- _Aim_: Print out each record below, unaltered and complete, without its images.

-- START --

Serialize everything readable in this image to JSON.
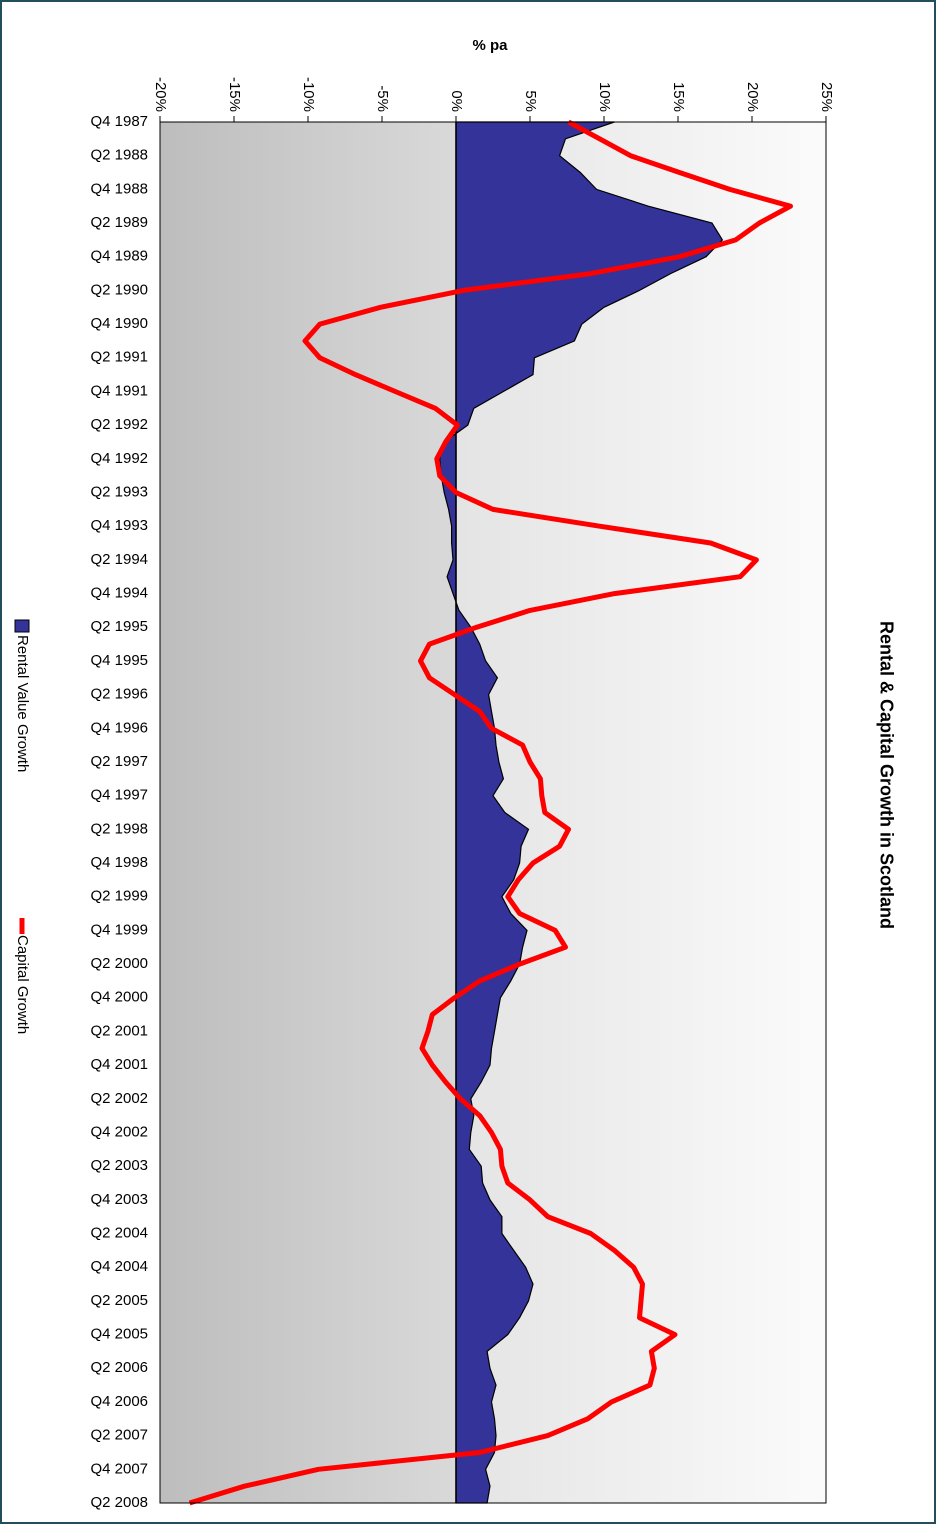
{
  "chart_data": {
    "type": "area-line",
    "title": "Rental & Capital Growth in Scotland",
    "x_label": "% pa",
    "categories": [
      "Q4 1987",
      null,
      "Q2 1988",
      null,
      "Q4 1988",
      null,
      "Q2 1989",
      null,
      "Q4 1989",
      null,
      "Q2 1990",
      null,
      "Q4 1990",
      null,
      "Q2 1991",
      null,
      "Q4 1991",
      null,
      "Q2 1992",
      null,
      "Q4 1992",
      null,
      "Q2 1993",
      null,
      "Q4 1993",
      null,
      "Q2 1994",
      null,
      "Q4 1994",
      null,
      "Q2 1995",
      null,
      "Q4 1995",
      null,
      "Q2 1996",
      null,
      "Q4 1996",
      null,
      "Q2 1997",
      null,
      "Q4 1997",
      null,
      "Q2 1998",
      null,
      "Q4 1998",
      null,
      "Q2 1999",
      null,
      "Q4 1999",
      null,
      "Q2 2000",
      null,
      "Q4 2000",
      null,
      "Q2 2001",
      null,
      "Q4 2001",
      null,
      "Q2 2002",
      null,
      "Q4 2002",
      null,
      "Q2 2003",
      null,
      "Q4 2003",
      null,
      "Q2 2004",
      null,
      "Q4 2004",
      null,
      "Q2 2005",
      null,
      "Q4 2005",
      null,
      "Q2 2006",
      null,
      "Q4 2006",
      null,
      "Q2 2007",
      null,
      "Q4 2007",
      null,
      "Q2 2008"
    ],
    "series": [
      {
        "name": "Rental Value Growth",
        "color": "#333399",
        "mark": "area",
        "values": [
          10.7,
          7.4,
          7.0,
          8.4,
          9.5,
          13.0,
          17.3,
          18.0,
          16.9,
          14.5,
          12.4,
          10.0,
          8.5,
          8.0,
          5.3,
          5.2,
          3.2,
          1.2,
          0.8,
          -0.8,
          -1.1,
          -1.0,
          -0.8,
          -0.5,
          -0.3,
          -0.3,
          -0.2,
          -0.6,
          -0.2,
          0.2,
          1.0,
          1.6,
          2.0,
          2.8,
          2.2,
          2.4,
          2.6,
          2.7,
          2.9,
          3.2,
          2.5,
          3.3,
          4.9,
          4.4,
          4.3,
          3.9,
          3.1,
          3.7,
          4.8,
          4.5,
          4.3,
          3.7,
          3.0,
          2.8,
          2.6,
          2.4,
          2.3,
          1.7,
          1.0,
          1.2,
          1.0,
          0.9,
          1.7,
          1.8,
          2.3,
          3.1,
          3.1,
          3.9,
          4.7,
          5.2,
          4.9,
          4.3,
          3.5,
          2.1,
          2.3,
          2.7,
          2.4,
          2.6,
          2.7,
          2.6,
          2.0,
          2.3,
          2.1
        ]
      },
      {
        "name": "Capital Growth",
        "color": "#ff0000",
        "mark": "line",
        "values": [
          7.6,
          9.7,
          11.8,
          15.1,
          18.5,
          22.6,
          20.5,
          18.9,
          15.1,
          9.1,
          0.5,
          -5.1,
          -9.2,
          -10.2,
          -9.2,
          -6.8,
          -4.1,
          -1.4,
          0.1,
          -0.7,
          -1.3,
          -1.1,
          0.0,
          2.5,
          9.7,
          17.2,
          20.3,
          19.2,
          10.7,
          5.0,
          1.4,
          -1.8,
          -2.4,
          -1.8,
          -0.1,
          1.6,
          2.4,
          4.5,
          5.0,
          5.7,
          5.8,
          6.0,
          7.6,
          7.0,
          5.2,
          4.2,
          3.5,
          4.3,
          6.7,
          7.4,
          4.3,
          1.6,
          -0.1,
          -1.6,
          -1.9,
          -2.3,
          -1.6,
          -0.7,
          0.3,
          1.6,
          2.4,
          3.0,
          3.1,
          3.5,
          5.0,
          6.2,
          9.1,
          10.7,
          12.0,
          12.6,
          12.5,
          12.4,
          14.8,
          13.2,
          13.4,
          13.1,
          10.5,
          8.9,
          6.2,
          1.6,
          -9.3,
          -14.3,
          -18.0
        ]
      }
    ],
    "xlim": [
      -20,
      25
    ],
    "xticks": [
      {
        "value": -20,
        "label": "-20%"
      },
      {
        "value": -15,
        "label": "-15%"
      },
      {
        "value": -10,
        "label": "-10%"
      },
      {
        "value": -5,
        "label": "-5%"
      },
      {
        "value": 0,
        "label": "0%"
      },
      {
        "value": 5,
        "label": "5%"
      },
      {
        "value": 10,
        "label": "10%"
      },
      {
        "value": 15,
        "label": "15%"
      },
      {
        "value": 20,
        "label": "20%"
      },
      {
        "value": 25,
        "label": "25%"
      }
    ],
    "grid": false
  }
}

-- END --

- _Result for this task_:
Serialize everything readable in this image to JSON.
{
  "chart_data": {
    "type": "area-line",
    "title": "Rental & Capital Growth in Scotland",
    "x_label": "% pa",
    "categories": [
      "Q4 1987",
      null,
      "Q2 1988",
      null,
      "Q4 1988",
      null,
      "Q2 1989",
      null,
      "Q4 1989",
      null,
      "Q2 1990",
      null,
      "Q4 1990",
      null,
      "Q2 1991",
      null,
      "Q4 1991",
      null,
      "Q2 1992",
      null,
      "Q4 1992",
      null,
      "Q2 1993",
      null,
      "Q4 1993",
      null,
      "Q2 1994",
      null,
      "Q4 1994",
      null,
      "Q2 1995",
      null,
      "Q4 1995",
      null,
      "Q2 1996",
      null,
      "Q4 1996",
      null,
      "Q2 1997",
      null,
      "Q4 1997",
      null,
      "Q2 1998",
      null,
      "Q4 1998",
      null,
      "Q2 1999",
      null,
      "Q4 1999",
      null,
      "Q2 2000",
      null,
      "Q4 2000",
      null,
      "Q2 2001",
      null,
      "Q4 2001",
      null,
      "Q2 2002",
      null,
      "Q4 2002",
      null,
      "Q2 2003",
      null,
      "Q4 2003",
      null,
      "Q2 2004",
      null,
      "Q4 2004",
      null,
      "Q2 2005",
      null,
      "Q4 2005",
      null,
      "Q2 2006",
      null,
      "Q4 2006",
      null,
      "Q2 2007",
      null,
      "Q4 2007",
      null,
      "Q2 2008"
    ],
    "series": [
      {
        "name": "Rental Value Growth",
        "color": "#333399",
        "mark": "area",
        "values": [
          10.7,
          7.4,
          7.0,
          8.4,
          9.5,
          13.0,
          17.3,
          18.0,
          16.9,
          14.5,
          12.4,
          10.0,
          8.5,
          8.0,
          5.3,
          5.2,
          3.2,
          1.2,
          0.8,
          -0.8,
          -1.1,
          -1.0,
          -0.8,
          -0.5,
          -0.3,
          -0.3,
          -0.2,
          -0.6,
          -0.2,
          0.2,
          1.0,
          1.6,
          2.0,
          2.8,
          2.2,
          2.4,
          2.6,
          2.7,
          2.9,
          3.2,
          2.5,
          3.3,
          4.9,
          4.4,
          4.3,
          3.9,
          3.1,
          3.7,
          4.8,
          4.5,
          4.3,
          3.7,
          3.0,
          2.8,
          2.6,
          2.4,
          2.3,
          1.7,
          1.0,
          1.2,
          1.0,
          0.9,
          1.7,
          1.8,
          2.3,
          3.1,
          3.1,
          3.9,
          4.7,
          5.2,
          4.9,
          4.3,
          3.5,
          2.1,
          2.3,
          2.7,
          2.4,
          2.6,
          2.7,
          2.6,
          2.0,
          2.3,
          2.1
        ]
      },
      {
        "name": "Capital Growth",
        "color": "#ff0000",
        "mark": "line",
        "values": [
          7.6,
          9.7,
          11.8,
          15.1,
          18.5,
          22.6,
          20.5,
          18.9,
          15.1,
          9.1,
          0.5,
          -5.1,
          -9.2,
          -10.2,
          -9.2,
          -6.8,
          -4.1,
          -1.4,
          0.1,
          -0.7,
          -1.3,
          -1.1,
          0.0,
          2.5,
          9.7,
          17.2,
          20.3,
          19.2,
          10.7,
          5.0,
          1.4,
          -1.8,
          -2.4,
          -1.8,
          -0.1,
          1.6,
          2.4,
          4.5,
          5.0,
          5.7,
          5.8,
          6.0,
          7.6,
          7.0,
          5.2,
          4.2,
          3.5,
          4.3,
          6.7,
          7.4,
          4.3,
          1.6,
          -0.1,
          -1.6,
          -1.9,
          -2.3,
          -1.6,
          -0.7,
          0.3,
          1.6,
          2.4,
          3.0,
          3.1,
          3.5,
          5.0,
          6.2,
          9.1,
          10.7,
          12.0,
          12.6,
          12.5,
          12.4,
          14.8,
          13.2,
          13.4,
          13.1,
          10.5,
          8.9,
          6.2,
          1.6,
          -9.3,
          -14.3,
          -18.0
        ]
      }
    ],
    "xlim": [
      -20,
      25
    ],
    "xticks": [
      {
        "value": -20,
        "label": "-20%"
      },
      {
        "value": -15,
        "label": "-15%"
      },
      {
        "value": -10,
        "label": "-10%"
      },
      {
        "value": -5,
        "label": "-5%"
      },
      {
        "value": 0,
        "label": "0%"
      },
      {
        "value": 5,
        "label": "5%"
      },
      {
        "value": 10,
        "label": "10%"
      },
      {
        "value": 15,
        "label": "15%"
      },
      {
        "value": 20,
        "label": "20%"
      },
      {
        "value": 25,
        "label": "25%"
      }
    ],
    "grid": false
  }
}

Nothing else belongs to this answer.